#### What to work on:
Without the pictures, give the entries below again exactly as written.
--------------------------------------------------
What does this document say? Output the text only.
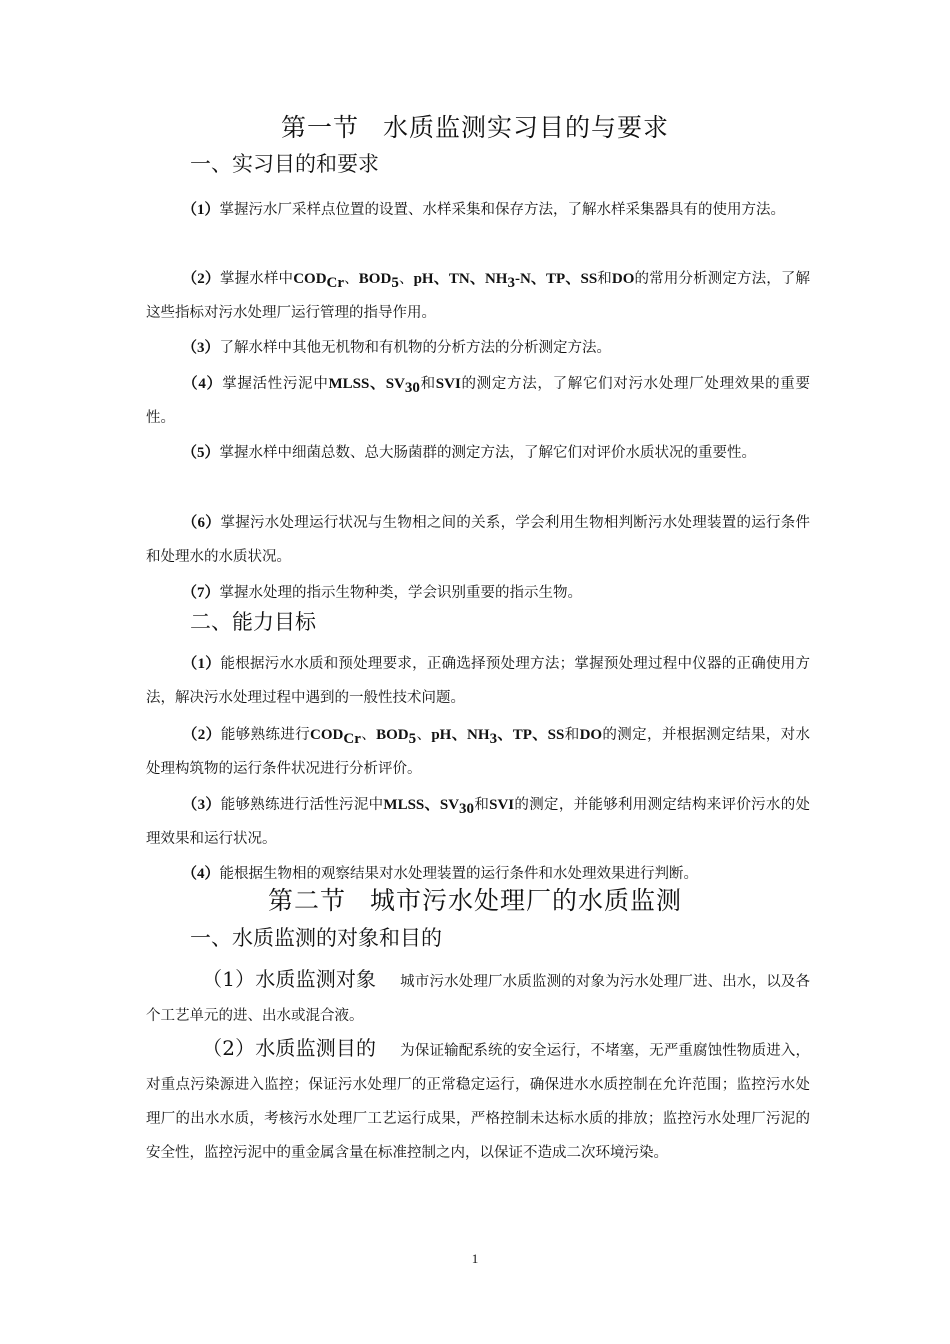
第一节 水质监测实习目的与要求
一、实习目的和要求
（1）掌握污水厂采样点位置的设置、水样采集和保存方法，了解水样采集器具有的使用方法。
（2）掌握水样中$COD_{Cr}$、$BOD_5$、pH、TN、$NH_3-N$、TP、SS和DO的常用分析测定方法，了解这些指标对污水处理厂运行管理的指导作用。
（3）了解水样中其他无机物和有机物的分析方法的分析测定方法。
（4）掌握活性污泥中MLSS、$SV_{30}$和SVI的测定方法，了解它们对污水处理厂处理效果的重要性。
（5）掌握水样中细菌总数、总大肠菌群的测定方法，了解它们对评价水质状况的重要性。
（6）掌握污水处理运行状况与生物相之间的关系，学会利用生物相判断污水处理装置的运行条件和处理水的水质状况。
（7）掌握水处理的指示生物种类，学会识别重要的指示生物。
二、能力目标
（1）能根据污水水质和预处理要求，正确选择预处理方法；掌握预处理过程中仪器的正确使用方法，解决污水处理过程中遇到的一般性技术问题。
（2）能够熟练进行$COD_{Cr}$、$BOD_5$、pH、$NH_3$、TP、SS和DO的测定，并根据测定结果，对水处理构筑物的运行条件状况进行分析评价。
（3）能够熟练进行活性污泥中MLSS、$SV_{30}$和SVI的测定，并能够利用测定结构来评价污水的处理效果和运行状况。
（4）能根据生物相的观察结果对水处理装置的运行条件和水处理效果进行判断。
第二节 城市污水处理厂的水质监测
一、水质监测的对象和目的
（1）水质监测对象 城市污水处理厂水质监测的对象为污水处理厂进、出水，以及各个工艺单元的进、出水或混合液。
（2）水质监测目的 为保证输配系统的安全运行，不堵塞，无严重腐蚀性物质进入，对重点污染源进入监控；保证污水处理厂的正常稳定运行，确保进水水质控制在允许范围；监控污水处理厂的出水水质，考核污水处理厂工艺运行成果，严格控制未达标水质的排放；监控污水处理厂污泥的安全性，监控污泥中的重金属含量在标准控制之内，以保证不造成二次环境污染。
1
--------------------------------------------------
#### The solution:
What does this document say? Output the text only.
第一节 水质监测实习目的与要求
一、实习目的和要求
（1）掌握污水厂采样点位置的设置、水样采集和保存方法，了解水样采集器具有的使用方法。
（2）掌握水样中$COD_{Cr}$、$BOD_5$、pH、TN、$NH_3-N$、TP、SS和DO的常用分析测定方法，了解这些指标对污水处理厂运行管理的指导作用。
（3）了解水样中其他无机物和有机物的分析方法的分析测定方法。
（4）掌握活性污泥中MLSS、$SV_{30}$和SVI的测定方法，了解它们对污水处理厂处理效果的重要性。
（5）掌握水样中细菌总数、总大肠菌群的测定方法，了解它们对评价水质状况的重要性。
（6）掌握污水处理运行状况与生物相之间的关系，学会利用生物相判断污水处理装置的运行条件和处理水的水质状况。
（7）掌握水处理的指示生物种类，学会识别重要的指示生物。
二、能力目标
（1）能根据污水水质和预处理要求，正确选择预处理方法；掌握预处理过程中仪器的正确使用方法，解决污水处理过程中遇到的一般性技术问题。
（2）能够熟练进行$COD_{Cr}$、$BOD_5$、pH、$NH_3$、TP、SS和DO的测定，并根据测定结果，对水处理构筑物的运行条件状况进行分析评价。
（3）能够熟练进行活性污泥中MLSS、$SV_{30}$和SVI的测定，并能够利用测定结构来评价污水的处理效果和运行状况。
（4）能根据生物相的观察结果对水处理装置的运行条件和水处理效果进行判断。
第二节 城市污水处理厂的水质监测
一、水质监测的对象和目的
（1）水质监测对象 城市污水处理厂水质监测的对象为污水处理厂进、出水，以及各个工艺单元的进、出水或混合液。
（2）水质监测目的 为保证输配系统的安全运行，不堵塞，无严重腐蚀性物质进入，对重点污染源进入监控；保证污水处理厂的正常稳定运行，确保进水水质控制在允许范围；监控污水处理厂的出水水质，考核污水处理厂工艺运行成果，严格控制未达标水质的排放；监控污水处理厂污泥的安全性，监控污泥中的重金属含量在标准控制之内，以保证不造成二次环境污染。
1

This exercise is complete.